[Extracted records]
=== Section Start ===
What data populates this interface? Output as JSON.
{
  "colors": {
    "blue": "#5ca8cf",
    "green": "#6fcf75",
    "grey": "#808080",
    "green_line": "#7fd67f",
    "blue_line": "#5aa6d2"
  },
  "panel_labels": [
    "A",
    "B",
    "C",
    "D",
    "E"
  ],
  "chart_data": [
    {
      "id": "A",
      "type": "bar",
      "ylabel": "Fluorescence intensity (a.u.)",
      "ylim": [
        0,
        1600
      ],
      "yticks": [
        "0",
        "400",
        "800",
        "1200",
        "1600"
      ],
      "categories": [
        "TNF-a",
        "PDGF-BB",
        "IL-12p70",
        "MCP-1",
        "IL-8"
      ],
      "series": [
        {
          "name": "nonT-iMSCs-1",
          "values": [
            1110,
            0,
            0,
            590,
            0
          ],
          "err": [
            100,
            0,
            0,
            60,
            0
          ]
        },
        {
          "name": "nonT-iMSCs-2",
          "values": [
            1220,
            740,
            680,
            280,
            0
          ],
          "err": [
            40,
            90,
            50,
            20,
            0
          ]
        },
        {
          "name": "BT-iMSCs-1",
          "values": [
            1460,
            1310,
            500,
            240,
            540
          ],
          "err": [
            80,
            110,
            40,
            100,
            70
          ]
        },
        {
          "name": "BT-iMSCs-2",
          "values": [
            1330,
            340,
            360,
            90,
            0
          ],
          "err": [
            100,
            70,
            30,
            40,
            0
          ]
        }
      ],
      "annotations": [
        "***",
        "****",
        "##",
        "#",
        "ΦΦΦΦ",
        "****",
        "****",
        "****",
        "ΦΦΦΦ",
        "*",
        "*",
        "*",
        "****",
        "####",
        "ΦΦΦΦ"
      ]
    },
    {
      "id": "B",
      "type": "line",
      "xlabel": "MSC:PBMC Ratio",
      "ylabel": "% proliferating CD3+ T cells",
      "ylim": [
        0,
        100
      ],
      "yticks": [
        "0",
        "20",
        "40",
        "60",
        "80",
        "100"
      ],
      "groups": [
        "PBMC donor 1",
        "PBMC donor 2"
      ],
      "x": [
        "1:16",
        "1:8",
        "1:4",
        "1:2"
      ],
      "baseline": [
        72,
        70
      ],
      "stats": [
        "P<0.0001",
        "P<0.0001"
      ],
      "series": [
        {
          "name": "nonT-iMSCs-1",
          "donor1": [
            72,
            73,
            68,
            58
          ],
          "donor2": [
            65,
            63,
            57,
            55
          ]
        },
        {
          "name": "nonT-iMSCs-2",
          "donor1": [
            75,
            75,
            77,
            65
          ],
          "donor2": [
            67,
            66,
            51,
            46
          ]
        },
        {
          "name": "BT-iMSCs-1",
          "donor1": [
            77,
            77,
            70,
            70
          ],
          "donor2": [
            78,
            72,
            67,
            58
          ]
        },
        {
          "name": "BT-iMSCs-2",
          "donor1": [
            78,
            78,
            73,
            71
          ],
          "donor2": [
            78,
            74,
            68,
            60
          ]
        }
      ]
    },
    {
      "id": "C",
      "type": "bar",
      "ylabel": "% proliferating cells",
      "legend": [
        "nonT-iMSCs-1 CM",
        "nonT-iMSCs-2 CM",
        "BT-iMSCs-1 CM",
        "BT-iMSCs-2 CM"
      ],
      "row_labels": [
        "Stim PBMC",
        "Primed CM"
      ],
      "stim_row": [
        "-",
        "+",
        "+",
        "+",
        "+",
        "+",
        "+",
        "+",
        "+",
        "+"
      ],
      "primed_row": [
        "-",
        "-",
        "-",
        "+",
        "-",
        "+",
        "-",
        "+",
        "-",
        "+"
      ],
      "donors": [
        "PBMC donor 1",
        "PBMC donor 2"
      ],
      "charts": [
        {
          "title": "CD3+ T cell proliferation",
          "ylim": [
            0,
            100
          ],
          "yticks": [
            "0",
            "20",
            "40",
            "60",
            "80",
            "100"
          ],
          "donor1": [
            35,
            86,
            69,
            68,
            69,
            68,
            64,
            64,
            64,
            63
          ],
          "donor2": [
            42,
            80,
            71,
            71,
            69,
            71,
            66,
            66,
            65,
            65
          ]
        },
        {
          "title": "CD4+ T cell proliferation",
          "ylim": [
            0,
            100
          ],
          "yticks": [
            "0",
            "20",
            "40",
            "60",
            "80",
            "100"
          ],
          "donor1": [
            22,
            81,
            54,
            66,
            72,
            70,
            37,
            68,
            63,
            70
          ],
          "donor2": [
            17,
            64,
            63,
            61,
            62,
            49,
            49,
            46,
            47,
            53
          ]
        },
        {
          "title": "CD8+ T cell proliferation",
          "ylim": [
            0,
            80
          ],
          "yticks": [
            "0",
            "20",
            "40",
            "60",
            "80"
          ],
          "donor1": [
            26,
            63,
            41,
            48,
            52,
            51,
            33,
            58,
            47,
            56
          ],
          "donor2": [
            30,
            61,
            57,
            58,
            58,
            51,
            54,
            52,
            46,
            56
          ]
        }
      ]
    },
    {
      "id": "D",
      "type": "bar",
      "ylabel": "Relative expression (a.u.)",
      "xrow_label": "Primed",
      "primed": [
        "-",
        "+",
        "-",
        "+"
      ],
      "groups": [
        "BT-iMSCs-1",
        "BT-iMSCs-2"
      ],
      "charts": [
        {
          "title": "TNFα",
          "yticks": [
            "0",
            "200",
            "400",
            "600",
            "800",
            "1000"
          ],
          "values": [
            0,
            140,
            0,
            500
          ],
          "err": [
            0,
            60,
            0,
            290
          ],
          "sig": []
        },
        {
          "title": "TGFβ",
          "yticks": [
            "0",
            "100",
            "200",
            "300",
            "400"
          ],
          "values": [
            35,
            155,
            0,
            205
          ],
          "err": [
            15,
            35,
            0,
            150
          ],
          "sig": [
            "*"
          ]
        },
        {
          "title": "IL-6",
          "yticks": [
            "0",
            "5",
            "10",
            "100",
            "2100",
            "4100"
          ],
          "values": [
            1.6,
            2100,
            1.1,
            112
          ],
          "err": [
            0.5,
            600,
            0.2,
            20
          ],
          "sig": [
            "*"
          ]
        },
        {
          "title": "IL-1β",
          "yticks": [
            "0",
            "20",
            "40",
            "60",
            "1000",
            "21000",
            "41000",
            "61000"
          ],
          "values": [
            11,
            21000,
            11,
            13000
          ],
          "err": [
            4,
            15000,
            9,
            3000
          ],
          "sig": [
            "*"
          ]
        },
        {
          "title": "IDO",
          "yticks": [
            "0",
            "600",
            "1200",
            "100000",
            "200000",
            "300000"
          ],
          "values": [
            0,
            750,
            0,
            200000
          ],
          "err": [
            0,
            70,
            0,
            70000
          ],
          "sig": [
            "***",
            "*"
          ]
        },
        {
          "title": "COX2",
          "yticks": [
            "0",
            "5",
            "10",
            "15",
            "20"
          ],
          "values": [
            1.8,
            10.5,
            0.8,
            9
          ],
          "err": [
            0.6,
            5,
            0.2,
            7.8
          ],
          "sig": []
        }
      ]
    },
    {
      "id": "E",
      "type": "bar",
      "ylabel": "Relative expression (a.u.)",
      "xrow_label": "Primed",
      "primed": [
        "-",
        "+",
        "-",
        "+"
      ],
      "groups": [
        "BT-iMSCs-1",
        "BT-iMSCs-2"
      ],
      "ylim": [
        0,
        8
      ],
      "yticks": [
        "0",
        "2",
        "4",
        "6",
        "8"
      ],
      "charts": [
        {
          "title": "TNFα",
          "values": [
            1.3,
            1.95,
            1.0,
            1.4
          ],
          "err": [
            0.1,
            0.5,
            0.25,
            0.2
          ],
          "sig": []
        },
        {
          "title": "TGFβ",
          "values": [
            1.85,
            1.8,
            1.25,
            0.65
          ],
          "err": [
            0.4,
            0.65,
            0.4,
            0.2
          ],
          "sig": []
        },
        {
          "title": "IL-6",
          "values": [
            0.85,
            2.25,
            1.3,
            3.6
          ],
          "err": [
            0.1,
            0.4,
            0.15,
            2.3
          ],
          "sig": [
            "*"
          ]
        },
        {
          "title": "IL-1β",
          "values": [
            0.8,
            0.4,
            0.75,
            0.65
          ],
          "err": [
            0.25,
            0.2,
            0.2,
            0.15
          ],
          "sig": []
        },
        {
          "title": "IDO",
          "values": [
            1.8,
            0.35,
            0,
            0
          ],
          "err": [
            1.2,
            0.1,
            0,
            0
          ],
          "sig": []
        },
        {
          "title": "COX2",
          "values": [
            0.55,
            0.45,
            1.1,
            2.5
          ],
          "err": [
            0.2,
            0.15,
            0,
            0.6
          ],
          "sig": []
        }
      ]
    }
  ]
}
=== Section End ===
> [TASK DESCRIPTION]:
Show all of the lines above in which "proliferation" is present.

> [OUTPUT BELOW]:
          "title": "CD3+ T cell proliferation",
          "title": "CD4+ T cell proliferation",
          "title": "CD8+ T cell proliferation",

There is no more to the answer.